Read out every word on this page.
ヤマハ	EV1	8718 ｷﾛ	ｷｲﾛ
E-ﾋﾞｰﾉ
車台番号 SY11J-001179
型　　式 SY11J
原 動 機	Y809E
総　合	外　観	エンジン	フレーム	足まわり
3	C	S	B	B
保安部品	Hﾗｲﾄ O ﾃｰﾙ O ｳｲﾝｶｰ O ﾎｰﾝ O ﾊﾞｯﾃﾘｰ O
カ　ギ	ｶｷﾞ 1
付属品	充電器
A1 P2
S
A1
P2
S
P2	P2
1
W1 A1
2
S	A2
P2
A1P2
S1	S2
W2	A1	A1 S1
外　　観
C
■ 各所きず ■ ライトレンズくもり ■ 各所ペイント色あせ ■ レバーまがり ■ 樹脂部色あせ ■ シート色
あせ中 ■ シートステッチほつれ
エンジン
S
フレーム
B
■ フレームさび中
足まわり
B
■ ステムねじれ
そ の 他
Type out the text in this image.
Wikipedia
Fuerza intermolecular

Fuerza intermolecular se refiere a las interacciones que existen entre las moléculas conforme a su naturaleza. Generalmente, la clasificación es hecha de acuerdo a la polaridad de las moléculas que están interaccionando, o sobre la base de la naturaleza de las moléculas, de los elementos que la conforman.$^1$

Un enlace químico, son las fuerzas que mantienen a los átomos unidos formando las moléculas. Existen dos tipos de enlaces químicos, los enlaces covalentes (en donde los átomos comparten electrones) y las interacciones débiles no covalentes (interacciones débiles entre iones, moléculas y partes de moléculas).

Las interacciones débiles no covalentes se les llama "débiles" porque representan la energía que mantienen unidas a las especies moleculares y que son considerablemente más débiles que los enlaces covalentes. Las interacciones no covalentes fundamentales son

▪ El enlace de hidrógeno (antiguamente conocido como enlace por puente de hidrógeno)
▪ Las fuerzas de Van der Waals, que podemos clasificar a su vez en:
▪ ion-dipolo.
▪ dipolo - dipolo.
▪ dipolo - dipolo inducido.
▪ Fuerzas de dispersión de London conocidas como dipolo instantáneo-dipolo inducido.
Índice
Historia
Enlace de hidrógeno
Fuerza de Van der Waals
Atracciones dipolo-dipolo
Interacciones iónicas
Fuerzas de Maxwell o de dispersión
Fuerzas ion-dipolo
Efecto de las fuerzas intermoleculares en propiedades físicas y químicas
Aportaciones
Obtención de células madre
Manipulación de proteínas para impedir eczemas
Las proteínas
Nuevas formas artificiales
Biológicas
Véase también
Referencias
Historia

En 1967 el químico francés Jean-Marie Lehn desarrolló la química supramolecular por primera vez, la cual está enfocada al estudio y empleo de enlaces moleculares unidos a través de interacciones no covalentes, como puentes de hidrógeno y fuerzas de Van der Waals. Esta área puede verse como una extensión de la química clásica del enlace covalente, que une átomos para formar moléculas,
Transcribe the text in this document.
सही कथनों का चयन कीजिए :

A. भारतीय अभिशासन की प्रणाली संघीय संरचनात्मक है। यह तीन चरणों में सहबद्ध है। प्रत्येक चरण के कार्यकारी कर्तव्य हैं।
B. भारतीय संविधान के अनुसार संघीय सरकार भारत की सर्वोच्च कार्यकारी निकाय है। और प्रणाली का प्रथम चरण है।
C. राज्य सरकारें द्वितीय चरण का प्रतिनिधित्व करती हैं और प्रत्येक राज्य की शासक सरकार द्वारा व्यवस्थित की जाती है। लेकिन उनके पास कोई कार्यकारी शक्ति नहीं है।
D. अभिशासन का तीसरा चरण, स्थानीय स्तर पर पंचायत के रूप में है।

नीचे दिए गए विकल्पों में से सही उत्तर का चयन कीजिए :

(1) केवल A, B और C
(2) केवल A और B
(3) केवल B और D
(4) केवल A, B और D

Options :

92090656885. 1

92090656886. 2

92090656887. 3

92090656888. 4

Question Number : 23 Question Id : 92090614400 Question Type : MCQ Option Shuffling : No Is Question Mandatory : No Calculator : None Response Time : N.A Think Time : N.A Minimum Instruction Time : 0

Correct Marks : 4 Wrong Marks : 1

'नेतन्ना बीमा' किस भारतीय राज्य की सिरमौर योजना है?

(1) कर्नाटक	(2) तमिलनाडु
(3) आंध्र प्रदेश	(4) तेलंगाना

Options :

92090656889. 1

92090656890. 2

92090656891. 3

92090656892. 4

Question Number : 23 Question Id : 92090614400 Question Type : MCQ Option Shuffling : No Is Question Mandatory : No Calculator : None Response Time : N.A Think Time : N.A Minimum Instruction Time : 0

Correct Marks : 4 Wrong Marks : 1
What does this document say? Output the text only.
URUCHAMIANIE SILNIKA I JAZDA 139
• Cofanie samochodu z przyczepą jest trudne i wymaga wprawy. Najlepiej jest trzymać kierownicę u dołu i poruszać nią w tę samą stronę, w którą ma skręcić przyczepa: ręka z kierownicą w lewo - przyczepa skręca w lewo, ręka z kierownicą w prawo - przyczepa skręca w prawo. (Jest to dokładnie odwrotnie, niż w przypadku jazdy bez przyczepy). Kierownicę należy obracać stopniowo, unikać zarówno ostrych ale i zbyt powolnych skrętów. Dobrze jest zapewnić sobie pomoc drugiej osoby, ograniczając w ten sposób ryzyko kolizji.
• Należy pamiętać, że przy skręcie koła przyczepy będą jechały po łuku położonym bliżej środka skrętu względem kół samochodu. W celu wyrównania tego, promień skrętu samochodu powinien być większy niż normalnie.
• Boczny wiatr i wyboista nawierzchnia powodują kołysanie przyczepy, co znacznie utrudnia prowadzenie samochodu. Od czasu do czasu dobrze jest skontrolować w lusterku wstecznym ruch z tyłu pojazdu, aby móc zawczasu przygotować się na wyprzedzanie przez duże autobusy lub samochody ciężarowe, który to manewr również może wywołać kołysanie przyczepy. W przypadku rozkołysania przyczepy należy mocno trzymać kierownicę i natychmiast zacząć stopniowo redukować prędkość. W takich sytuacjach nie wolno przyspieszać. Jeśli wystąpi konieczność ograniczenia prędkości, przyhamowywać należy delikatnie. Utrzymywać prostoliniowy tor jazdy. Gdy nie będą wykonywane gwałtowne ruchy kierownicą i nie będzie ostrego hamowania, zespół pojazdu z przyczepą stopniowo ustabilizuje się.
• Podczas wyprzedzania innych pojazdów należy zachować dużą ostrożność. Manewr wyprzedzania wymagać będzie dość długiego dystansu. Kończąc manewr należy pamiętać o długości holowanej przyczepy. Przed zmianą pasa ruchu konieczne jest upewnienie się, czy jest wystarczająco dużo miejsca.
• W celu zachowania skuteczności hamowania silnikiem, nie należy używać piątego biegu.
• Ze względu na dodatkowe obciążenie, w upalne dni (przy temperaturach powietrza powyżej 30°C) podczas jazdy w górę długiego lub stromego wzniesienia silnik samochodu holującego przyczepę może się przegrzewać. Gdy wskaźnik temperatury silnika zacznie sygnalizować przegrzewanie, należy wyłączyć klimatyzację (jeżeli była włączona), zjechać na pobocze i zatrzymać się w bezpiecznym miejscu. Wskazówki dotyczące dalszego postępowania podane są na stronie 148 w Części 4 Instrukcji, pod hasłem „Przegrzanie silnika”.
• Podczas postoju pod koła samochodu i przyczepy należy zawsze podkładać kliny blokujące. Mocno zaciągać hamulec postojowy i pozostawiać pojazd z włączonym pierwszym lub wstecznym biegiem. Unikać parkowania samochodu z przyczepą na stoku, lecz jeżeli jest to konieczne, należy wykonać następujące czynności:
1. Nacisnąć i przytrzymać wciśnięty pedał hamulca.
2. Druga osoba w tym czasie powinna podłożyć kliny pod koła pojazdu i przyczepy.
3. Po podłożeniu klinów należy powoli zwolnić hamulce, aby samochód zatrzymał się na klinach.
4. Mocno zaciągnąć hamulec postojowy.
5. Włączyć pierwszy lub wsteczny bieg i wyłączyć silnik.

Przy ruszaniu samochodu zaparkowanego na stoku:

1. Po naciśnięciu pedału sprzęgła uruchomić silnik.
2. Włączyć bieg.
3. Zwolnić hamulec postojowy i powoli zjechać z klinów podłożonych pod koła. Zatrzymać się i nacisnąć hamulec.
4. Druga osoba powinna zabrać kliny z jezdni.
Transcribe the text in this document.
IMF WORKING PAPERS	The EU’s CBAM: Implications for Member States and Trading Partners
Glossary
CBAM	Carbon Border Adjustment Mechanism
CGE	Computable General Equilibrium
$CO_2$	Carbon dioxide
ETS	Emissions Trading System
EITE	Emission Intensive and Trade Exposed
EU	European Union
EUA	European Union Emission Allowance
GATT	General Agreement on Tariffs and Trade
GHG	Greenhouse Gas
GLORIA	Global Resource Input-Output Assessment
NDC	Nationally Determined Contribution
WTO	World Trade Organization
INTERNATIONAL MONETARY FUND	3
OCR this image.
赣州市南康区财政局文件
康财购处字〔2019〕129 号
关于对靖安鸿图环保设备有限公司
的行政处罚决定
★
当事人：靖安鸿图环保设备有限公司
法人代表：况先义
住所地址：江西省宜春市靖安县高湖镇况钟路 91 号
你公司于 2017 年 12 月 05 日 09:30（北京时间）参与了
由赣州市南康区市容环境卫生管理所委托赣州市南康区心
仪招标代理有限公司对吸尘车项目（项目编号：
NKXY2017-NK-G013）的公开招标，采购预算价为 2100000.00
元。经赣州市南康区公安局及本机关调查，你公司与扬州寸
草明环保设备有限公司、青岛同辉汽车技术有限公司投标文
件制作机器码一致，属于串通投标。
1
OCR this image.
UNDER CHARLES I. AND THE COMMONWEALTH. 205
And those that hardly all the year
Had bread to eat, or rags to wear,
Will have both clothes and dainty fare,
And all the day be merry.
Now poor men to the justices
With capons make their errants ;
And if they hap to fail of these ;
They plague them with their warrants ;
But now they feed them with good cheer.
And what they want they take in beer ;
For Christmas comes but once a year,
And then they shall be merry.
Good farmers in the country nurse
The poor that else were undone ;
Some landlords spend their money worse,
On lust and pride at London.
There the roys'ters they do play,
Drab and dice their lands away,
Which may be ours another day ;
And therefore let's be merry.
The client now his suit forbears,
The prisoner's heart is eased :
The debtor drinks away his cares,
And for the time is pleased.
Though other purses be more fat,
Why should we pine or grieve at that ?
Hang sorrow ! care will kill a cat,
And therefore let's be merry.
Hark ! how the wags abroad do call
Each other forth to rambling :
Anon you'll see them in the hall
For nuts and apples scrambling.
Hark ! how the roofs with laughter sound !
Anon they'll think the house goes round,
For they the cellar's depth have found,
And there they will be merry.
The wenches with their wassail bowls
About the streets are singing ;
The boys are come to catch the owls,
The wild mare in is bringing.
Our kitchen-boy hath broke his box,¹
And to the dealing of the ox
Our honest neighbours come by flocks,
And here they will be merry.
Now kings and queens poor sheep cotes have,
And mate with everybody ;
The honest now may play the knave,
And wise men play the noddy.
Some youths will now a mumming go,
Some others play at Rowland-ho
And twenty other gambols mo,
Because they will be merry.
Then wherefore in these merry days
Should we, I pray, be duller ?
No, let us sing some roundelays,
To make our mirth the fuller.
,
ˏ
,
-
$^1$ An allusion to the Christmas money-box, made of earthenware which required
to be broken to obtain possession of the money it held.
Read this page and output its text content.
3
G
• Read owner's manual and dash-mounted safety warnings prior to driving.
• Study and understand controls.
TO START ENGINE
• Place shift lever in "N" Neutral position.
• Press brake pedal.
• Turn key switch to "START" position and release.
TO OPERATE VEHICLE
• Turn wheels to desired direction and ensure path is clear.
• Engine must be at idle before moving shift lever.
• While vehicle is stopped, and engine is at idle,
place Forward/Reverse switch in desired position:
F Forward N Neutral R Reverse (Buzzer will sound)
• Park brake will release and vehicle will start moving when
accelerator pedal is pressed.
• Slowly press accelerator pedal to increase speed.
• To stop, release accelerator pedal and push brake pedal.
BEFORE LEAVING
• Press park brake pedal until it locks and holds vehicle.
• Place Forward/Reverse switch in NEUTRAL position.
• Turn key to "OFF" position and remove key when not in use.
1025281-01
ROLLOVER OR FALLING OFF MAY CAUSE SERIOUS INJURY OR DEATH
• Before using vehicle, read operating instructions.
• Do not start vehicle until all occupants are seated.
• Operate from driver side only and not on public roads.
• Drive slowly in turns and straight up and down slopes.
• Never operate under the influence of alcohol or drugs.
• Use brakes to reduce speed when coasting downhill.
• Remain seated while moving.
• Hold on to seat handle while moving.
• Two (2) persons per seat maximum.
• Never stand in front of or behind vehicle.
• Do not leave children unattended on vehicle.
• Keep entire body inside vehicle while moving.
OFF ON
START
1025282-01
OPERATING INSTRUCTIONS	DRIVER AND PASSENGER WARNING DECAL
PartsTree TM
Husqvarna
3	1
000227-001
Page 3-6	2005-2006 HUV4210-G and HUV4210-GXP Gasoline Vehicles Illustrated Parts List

• REQUIRED TASK
Using the records given above, list every line that includes the word "powinna".

• THE COMPLETED TASK
2. Druga osoba w tym czasie powinna podłożyć kliny pod koła pojazdu i przyczepy.
4. Druga osoba powinna zabrać kliny z jezdni.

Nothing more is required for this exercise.